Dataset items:
- - -

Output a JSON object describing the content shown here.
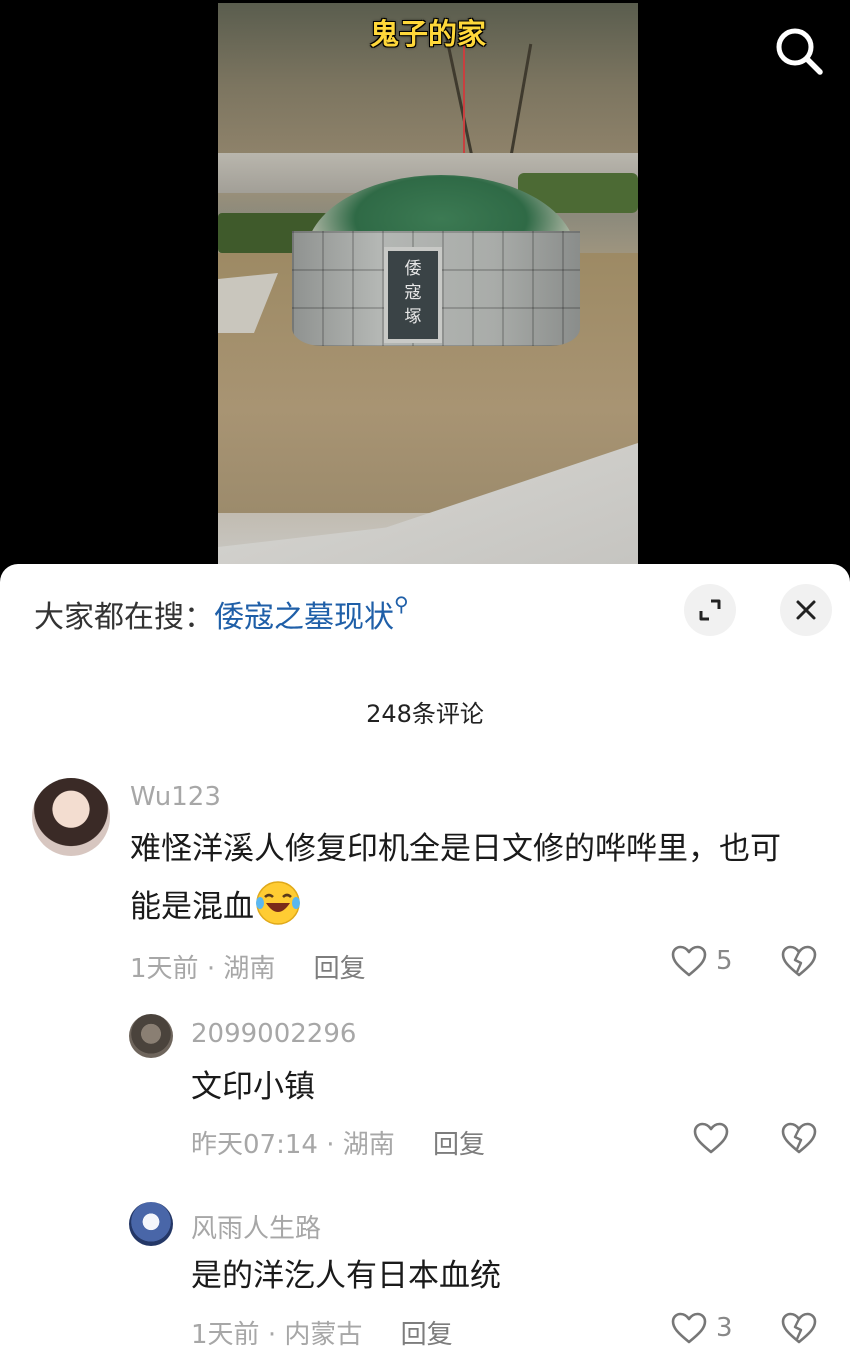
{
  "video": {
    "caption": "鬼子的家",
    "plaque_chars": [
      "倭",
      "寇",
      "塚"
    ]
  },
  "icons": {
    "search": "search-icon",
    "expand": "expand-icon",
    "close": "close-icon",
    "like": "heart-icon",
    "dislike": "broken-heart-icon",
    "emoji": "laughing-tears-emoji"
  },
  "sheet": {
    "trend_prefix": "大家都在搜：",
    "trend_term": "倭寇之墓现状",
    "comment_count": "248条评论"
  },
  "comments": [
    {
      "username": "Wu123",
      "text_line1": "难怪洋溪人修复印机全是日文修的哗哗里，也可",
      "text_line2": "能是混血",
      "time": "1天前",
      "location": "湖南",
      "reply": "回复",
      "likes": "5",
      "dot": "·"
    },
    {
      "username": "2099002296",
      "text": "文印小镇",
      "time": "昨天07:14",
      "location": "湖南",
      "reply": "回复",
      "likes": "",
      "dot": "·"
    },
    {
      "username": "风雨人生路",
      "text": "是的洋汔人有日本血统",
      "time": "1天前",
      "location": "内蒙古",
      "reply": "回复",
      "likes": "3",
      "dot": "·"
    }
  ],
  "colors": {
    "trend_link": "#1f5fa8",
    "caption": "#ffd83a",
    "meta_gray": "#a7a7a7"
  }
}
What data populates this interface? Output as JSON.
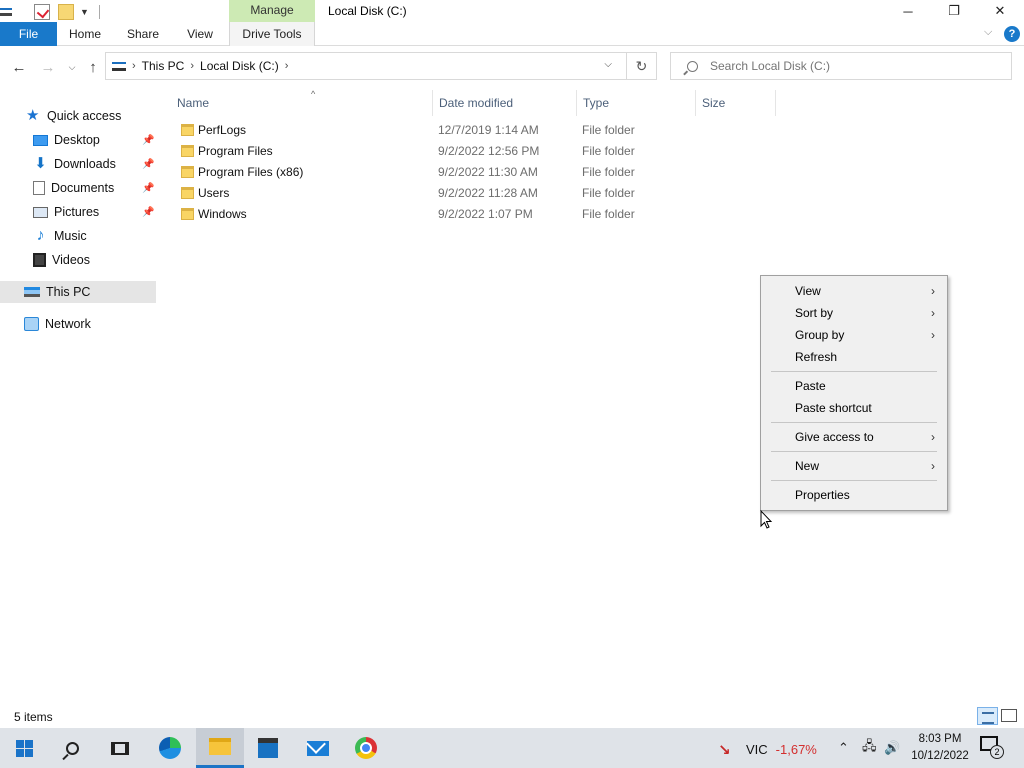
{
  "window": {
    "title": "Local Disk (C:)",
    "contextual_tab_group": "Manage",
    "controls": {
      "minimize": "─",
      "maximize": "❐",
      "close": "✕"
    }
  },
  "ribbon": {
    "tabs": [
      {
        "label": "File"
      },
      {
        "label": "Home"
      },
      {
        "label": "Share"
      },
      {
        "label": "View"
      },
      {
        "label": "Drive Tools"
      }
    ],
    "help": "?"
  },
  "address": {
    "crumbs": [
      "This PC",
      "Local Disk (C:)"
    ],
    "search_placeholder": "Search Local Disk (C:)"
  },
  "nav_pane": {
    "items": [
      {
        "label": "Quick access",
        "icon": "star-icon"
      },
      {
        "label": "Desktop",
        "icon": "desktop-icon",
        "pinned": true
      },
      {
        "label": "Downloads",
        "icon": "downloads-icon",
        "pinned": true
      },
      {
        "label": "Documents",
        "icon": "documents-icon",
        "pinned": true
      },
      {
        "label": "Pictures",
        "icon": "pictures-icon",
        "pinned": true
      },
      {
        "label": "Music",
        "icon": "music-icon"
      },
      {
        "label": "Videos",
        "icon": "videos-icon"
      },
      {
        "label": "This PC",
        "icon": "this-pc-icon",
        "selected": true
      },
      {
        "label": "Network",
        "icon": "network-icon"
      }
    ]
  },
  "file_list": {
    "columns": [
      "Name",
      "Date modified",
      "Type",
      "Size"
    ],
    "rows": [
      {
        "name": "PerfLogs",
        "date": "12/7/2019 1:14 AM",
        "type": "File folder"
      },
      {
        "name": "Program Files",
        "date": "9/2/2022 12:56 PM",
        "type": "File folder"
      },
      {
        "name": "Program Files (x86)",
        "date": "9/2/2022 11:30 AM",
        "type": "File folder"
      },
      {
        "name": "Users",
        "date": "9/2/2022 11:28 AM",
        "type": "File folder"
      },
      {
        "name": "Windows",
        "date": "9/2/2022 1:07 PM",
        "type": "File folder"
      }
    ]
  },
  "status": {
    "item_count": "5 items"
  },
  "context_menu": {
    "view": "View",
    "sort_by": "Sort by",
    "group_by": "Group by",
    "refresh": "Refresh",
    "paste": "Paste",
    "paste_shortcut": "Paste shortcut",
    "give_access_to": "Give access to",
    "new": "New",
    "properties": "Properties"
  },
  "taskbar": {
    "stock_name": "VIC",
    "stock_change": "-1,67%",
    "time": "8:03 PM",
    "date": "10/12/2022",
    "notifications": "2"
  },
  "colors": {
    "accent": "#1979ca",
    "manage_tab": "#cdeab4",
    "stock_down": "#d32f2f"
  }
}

- - -

- **Problem statement**
Omit every image. Quote each record exactly.

- **Task response**
Output a JSON object describing the content shown here.
{
  "video": {
    "caption": "鬼子的家",
    "plaque_chars": [
      "倭",
      "寇",
      "塚"
    ]
  },
  "icons": {
    "search": "search-icon",
    "expand": "expand-icon",
    "close": "close-icon",
    "like": "heart-icon",
    "dislike": "broken-heart-icon",
    "emoji": "laughing-tears-emoji"
  },
  "sheet": {
    "trend_prefix": "大家都在搜：",
    "trend_term": "倭寇之墓现状",
    "comment_count": "248条评论"
  },
  "comments": [
    {
      "username": "Wu123",
      "text_line1": "难怪洋溪人修复印机全是日文修的哗哗里，也可",
      "text_line2": "能是混血",
      "time": "1天前",
      "location": "湖南",
      "reply": "回复",
      "likes": "5",
      "dot": "·"
    },
    {
      "username": "2099002296",
      "text": "文印小镇",
      "time": "昨天07:14",
      "location": "湖南",
      "reply": "回复",
      "likes": "",
      "dot": "·"
    },
    {
      "username": "风雨人生路",
      "text": "是的洋汔人有日本血统",
      "time": "1天前",
      "location": "内蒙古",
      "reply": "回复",
      "likes": "3",
      "dot": "·"
    }
  ],
  "colors": {
    "trend_link": "#1f5fa8",
    "caption": "#ffd83a",
    "meta_gray": "#a7a7a7"
  }
}
What data populates this interface? Output as JSON.
{
  "window": {
    "title": "Local Disk (C:)",
    "contextual_tab_group": "Manage",
    "controls": {
      "minimize": "─",
      "maximize": "❐",
      "close": "✕"
    }
  },
  "ribbon": {
    "tabs": [
      {
        "label": "File"
      },
      {
        "label": "Home"
      },
      {
        "label": "Share"
      },
      {
        "label": "View"
      },
      {
        "label": "Drive Tools"
      }
    ],
    "help": "?"
  },
  "address": {
    "crumbs": [
      "This PC",
      "Local Disk (C:)"
    ],
    "search_placeholder": "Search Local Disk (C:)"
  },
  "nav_pane": {
    "items": [
      {
        "label": "Quick access",
        "icon": "star-icon"
      },
      {
        "label": "Desktop",
        "icon": "desktop-icon",
        "pinned": true
      },
      {
        "label": "Downloads",
        "icon": "downloads-icon",
        "pinned": true
      },
      {
        "label": "Documents",
        "icon": "documents-icon",
        "pinned": true
      },
      {
        "label": "Pictures",
        "icon": "pictures-icon",
        "pinned": true
      },
      {
        "label": "Music",
        "icon": "music-icon"
      },
      {
        "label": "Videos",
        "icon": "videos-icon"
      },
      {
        "label": "This PC",
        "icon": "this-pc-icon",
        "selected": true
      },
      {
        "label": "Network",
        "icon": "network-icon"
      }
    ]
  },
  "file_list": {
    "columns": [
      "Name",
      "Date modified",
      "Type",
      "Size"
    ],
    "rows": [
      {
        "name": "PerfLogs",
        "date": "12/7/2019 1:14 AM",
        "type": "File folder"
      },
      {
        "name": "Program Files",
        "date": "9/2/2022 12:56 PM",
        "type": "File folder"
      },
      {
        "name": "Program Files (x86)",
        "date": "9/2/2022 11:30 AM",
        "type": "File folder"
      },
      {
        "name": "Users",
        "date": "9/2/2022 11:28 AM",
        "type": "File folder"
      },
      {
        "name": "Windows",
        "date": "9/2/2022 1:07 PM",
        "type": "File folder"
      }
    ]
  },
  "status": {
    "item_count": "5 items"
  },
  "context_menu": {
    "view": "View",
    "sort_by": "Sort by",
    "group_by": "Group by",
    "refresh": "Refresh",
    "paste": "Paste",
    "paste_shortcut": "Paste shortcut",
    "give_access_to": "Give access to",
    "new": "New",
    "properties": "Properties"
  },
  "taskbar": {
    "stock_name": "VIC",
    "stock_change": "-1,67%",
    "time": "8:03 PM",
    "date": "10/12/2022",
    "notifications": "2"
  },
  "colors": {
    "accent": "#1979ca",
    "manage_tab": "#cdeab4",
    "stock_down": "#d32f2f"
  }
}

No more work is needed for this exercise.